*SUPPLIED MATERIAL:*
┌──

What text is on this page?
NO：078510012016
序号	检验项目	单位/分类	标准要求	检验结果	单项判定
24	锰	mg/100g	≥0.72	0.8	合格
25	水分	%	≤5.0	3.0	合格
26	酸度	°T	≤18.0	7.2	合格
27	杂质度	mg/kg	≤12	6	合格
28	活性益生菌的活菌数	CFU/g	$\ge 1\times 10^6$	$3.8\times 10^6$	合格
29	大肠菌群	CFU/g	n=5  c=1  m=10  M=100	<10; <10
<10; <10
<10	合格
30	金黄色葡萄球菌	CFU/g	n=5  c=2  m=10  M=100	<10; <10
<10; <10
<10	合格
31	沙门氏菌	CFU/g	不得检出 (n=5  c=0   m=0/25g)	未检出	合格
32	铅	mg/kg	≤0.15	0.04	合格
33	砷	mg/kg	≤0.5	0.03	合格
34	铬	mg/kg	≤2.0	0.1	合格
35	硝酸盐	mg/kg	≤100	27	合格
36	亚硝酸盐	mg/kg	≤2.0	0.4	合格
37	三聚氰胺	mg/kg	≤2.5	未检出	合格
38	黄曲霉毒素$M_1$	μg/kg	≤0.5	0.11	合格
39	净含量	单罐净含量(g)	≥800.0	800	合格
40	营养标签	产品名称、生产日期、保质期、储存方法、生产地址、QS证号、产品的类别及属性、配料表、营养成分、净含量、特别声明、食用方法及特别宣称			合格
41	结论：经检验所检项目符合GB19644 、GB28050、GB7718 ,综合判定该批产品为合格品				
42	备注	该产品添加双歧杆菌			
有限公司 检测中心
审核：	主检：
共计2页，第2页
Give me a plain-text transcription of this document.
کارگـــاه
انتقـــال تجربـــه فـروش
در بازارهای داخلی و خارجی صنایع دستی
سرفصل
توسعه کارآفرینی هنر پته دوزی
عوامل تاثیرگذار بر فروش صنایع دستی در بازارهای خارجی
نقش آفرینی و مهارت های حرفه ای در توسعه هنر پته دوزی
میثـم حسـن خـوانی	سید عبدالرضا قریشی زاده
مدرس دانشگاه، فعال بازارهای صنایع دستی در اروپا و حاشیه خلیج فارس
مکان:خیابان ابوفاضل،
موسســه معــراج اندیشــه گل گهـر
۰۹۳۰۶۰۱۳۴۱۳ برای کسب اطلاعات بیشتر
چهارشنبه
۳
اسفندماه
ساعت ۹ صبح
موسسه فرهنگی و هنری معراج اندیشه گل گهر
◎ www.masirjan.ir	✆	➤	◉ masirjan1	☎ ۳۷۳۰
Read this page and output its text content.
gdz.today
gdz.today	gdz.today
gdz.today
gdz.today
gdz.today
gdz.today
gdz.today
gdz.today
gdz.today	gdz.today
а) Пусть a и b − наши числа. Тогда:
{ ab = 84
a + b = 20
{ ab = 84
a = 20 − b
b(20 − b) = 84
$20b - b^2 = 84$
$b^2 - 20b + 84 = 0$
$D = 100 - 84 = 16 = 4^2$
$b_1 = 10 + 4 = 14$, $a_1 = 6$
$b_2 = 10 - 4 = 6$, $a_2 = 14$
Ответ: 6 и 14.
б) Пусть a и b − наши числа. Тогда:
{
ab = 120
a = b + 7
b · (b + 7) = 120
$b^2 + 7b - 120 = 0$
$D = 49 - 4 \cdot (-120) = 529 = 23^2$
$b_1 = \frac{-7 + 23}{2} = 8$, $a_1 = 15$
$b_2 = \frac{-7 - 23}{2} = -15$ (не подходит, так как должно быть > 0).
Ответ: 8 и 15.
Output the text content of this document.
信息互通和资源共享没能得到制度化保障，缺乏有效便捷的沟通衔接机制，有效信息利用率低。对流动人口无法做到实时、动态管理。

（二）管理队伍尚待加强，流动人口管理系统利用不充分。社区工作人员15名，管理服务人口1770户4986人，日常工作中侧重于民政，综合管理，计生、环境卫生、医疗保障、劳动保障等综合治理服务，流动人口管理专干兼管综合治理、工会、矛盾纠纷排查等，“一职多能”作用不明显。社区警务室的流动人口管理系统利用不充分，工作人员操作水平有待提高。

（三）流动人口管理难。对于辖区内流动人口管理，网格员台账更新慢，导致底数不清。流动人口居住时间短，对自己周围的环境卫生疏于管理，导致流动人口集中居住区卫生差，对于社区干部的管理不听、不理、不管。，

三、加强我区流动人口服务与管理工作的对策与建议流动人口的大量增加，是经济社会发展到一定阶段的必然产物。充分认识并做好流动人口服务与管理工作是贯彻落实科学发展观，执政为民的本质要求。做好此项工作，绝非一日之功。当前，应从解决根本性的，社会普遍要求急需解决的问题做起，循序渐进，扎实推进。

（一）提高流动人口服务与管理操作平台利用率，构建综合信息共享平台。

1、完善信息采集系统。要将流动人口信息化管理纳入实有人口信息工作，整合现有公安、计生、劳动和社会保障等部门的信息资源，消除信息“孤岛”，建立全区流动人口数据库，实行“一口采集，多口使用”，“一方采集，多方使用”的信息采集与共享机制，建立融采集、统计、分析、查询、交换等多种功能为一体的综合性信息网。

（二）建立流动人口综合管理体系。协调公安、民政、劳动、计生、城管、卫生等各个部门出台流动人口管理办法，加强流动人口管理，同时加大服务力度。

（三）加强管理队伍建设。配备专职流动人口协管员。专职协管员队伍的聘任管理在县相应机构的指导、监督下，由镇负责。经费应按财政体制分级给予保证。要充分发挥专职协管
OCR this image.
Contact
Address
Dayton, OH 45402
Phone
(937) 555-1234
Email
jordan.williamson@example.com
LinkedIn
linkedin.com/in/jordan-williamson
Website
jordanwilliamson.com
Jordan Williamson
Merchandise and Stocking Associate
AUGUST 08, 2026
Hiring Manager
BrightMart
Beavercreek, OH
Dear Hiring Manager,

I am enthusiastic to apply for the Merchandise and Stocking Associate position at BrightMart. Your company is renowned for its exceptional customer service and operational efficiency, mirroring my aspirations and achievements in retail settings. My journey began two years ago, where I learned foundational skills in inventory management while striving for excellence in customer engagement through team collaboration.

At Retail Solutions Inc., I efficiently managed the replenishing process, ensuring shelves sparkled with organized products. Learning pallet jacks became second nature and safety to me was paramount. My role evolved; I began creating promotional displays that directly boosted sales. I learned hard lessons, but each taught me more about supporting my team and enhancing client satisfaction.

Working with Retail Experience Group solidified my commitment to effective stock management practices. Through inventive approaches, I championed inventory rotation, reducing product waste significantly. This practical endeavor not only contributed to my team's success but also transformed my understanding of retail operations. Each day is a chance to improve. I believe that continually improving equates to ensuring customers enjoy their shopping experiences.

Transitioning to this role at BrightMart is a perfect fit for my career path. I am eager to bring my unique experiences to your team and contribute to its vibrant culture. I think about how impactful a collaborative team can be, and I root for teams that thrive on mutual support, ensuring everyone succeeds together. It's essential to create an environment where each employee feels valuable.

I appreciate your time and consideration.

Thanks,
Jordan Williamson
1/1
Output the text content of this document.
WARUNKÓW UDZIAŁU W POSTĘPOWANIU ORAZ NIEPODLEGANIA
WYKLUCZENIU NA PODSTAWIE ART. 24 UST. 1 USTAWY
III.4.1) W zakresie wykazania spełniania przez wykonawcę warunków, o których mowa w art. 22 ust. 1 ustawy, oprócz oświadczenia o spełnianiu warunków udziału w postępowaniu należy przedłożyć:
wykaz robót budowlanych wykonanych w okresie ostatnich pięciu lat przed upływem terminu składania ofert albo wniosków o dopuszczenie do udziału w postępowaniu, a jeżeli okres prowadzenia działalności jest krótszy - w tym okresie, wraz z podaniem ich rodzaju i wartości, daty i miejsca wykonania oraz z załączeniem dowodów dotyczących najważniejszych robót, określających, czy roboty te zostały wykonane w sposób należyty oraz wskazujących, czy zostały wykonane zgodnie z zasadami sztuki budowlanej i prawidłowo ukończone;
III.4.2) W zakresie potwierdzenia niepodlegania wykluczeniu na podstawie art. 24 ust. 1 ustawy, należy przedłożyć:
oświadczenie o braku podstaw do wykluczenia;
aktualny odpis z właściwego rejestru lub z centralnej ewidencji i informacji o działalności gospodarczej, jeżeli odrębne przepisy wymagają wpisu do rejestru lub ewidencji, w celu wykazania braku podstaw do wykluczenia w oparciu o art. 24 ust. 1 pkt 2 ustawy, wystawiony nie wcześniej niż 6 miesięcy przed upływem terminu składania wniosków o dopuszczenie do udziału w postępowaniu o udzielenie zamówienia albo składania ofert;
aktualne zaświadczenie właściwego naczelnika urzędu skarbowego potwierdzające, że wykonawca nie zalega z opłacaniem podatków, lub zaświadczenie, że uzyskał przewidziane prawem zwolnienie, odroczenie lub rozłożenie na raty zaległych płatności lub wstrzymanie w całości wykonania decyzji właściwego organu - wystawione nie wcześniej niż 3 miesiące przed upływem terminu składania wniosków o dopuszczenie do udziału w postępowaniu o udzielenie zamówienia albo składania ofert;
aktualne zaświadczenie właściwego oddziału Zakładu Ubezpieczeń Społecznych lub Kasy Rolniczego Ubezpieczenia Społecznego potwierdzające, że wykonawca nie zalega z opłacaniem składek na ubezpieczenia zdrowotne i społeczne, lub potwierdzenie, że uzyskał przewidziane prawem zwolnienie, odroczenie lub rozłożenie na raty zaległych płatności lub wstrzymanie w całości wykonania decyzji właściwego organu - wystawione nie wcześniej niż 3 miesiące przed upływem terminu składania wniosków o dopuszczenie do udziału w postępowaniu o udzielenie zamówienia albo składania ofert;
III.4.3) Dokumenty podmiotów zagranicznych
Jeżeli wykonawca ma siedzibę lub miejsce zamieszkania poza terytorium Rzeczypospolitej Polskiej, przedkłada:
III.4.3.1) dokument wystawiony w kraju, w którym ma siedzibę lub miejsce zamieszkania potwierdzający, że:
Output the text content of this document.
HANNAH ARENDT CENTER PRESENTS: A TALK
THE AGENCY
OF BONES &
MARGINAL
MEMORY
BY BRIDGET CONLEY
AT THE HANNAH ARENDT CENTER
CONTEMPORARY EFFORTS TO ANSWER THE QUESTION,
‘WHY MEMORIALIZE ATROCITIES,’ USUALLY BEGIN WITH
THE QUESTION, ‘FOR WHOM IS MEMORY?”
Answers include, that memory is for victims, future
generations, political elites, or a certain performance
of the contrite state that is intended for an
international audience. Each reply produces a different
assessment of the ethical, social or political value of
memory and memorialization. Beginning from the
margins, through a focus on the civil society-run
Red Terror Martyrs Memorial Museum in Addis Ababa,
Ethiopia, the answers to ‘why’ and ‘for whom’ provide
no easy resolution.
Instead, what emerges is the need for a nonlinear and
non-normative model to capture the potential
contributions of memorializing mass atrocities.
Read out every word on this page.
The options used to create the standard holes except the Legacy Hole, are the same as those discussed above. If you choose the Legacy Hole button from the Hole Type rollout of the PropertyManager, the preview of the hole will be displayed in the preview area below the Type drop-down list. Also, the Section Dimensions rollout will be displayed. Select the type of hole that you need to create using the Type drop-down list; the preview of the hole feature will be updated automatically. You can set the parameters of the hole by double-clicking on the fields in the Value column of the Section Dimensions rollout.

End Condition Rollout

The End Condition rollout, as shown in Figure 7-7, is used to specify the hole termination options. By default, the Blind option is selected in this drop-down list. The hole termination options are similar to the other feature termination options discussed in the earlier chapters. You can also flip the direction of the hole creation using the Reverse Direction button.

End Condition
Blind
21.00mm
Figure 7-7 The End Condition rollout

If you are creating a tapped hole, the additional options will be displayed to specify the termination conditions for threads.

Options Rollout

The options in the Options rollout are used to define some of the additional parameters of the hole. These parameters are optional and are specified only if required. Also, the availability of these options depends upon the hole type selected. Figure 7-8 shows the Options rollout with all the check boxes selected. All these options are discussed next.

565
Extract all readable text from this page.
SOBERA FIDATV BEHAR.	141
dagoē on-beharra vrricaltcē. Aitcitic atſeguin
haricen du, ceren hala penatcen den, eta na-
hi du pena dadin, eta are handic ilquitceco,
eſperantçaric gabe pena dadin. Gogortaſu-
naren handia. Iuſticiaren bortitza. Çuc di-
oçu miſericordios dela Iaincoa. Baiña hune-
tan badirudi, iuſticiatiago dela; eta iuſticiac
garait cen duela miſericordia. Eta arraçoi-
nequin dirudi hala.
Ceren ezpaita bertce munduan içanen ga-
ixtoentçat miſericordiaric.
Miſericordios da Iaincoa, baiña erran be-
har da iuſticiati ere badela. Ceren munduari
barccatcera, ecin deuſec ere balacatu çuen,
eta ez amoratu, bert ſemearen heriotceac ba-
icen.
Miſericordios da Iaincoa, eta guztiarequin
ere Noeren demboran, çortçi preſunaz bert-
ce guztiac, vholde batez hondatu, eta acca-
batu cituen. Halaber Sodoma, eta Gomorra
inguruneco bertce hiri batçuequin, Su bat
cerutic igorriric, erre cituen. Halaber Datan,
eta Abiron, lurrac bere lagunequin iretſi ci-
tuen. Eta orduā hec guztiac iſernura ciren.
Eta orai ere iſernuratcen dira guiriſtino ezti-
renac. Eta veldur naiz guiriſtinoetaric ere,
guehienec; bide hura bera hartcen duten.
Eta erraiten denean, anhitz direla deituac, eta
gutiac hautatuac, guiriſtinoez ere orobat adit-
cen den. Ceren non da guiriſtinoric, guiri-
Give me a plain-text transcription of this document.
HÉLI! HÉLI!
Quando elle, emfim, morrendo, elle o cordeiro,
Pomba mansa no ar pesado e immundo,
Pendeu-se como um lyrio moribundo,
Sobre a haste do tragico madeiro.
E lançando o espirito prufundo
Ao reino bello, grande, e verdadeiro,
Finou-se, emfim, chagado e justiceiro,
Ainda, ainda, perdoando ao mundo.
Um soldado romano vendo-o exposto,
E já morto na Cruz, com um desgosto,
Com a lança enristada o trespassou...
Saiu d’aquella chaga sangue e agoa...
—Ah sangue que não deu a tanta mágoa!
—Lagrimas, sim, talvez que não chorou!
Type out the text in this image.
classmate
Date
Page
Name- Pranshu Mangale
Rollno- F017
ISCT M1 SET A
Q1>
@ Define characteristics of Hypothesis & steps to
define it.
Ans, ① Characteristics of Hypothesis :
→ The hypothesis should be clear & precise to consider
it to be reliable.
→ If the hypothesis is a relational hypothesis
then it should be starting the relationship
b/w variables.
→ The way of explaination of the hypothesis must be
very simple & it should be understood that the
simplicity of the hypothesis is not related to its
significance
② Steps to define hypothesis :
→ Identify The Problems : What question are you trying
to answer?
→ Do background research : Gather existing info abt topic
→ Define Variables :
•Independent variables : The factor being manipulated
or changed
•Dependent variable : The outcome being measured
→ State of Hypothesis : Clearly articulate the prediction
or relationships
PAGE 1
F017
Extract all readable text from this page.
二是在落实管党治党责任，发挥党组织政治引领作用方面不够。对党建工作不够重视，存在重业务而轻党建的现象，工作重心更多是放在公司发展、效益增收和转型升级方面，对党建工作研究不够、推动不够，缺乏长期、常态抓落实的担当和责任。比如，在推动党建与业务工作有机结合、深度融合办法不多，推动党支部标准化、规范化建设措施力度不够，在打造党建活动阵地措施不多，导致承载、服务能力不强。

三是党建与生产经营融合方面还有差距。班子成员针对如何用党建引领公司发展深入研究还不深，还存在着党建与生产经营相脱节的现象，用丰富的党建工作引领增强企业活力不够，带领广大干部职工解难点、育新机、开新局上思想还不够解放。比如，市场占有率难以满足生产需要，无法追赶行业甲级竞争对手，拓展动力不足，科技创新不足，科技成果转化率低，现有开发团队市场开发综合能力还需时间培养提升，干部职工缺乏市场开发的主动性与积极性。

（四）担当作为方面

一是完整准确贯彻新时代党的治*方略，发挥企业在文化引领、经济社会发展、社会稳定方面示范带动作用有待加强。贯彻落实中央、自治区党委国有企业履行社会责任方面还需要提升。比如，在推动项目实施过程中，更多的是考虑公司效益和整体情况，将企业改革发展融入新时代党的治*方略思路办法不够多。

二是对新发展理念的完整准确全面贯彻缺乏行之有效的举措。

└──

*YOUR INSTRUCTIONS:* Filter the entries down to the lines containing "przedłożyć". Copy each of those lines.

*FULL SOLUTION:*
III.4.1) W zakresie wykazania spełniania przez wykonawcę warunków, o których mowa w art. 22 ust. 1 ustawy, oprócz oświadczenia o spełnianiu warunków udziału w postępowaniu należy przedłożyć:
III.4.2) W zakresie potwierdzenia niepodlegania wykluczeniu na podstawie art. 24 ust. 1 ustawy, należy przedłożyć:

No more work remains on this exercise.